GIVEN DATA>
+ + + + +

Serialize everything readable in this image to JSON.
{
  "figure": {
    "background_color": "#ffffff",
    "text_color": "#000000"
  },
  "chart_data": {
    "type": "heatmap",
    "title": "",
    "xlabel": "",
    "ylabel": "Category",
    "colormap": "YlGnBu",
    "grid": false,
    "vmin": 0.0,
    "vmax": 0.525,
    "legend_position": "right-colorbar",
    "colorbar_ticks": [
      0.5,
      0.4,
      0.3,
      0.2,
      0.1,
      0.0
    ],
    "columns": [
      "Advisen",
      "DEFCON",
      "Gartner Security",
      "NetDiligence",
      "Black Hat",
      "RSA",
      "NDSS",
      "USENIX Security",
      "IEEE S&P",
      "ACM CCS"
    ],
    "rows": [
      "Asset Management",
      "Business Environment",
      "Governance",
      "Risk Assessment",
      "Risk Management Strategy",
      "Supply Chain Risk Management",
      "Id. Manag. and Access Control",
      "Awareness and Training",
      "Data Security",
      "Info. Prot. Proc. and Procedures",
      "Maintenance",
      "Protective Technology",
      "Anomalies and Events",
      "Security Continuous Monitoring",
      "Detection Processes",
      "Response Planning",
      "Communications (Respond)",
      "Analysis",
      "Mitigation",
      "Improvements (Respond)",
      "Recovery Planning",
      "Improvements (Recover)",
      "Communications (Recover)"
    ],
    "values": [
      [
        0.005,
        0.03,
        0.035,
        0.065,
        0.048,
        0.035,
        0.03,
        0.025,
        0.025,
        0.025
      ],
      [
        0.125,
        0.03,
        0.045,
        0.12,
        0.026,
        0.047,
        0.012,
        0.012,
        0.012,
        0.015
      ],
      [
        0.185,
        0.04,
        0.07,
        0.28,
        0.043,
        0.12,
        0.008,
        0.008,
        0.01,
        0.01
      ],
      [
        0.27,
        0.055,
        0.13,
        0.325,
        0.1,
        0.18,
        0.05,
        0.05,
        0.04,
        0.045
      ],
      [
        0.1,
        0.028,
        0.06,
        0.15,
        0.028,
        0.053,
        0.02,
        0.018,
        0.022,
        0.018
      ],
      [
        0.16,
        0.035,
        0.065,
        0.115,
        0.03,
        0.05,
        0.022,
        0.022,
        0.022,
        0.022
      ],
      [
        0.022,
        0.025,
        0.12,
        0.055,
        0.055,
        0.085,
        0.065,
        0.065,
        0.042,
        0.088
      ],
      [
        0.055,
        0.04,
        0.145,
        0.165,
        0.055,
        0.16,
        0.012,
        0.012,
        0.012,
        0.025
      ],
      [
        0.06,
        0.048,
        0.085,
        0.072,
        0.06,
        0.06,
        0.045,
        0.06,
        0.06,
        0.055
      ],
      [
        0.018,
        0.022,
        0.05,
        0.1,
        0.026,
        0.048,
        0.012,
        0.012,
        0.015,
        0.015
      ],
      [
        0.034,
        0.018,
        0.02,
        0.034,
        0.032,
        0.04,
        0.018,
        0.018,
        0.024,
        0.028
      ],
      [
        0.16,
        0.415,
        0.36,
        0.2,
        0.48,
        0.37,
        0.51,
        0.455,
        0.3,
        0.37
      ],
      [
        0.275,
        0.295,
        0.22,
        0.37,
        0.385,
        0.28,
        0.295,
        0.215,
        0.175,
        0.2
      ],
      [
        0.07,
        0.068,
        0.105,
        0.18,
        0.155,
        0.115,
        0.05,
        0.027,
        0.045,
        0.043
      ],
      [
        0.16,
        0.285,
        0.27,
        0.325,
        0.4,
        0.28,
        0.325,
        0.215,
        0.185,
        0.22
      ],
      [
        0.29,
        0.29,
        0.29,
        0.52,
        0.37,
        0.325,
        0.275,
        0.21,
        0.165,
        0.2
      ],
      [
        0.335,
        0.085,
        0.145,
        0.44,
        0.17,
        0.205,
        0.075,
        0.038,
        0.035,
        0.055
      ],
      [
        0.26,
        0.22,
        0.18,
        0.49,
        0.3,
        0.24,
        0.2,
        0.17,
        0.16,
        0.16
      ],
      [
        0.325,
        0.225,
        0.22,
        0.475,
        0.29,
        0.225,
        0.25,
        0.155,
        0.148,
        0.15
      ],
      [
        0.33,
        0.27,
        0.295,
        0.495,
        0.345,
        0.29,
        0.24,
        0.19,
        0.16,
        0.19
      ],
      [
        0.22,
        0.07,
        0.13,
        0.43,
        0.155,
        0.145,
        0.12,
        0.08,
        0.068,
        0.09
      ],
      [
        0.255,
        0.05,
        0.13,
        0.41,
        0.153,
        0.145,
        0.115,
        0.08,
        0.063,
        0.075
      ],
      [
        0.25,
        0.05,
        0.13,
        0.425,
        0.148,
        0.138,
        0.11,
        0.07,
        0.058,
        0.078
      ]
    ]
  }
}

+ + + + +

AIM> Look through the entries above for the word "Security". Copy every line where it shows up.

REPLY TO THE EXERCISE>
      "Gartner Security",
      "USENIX Security",
      "Data Security",
      "Security Continuous Monitoring",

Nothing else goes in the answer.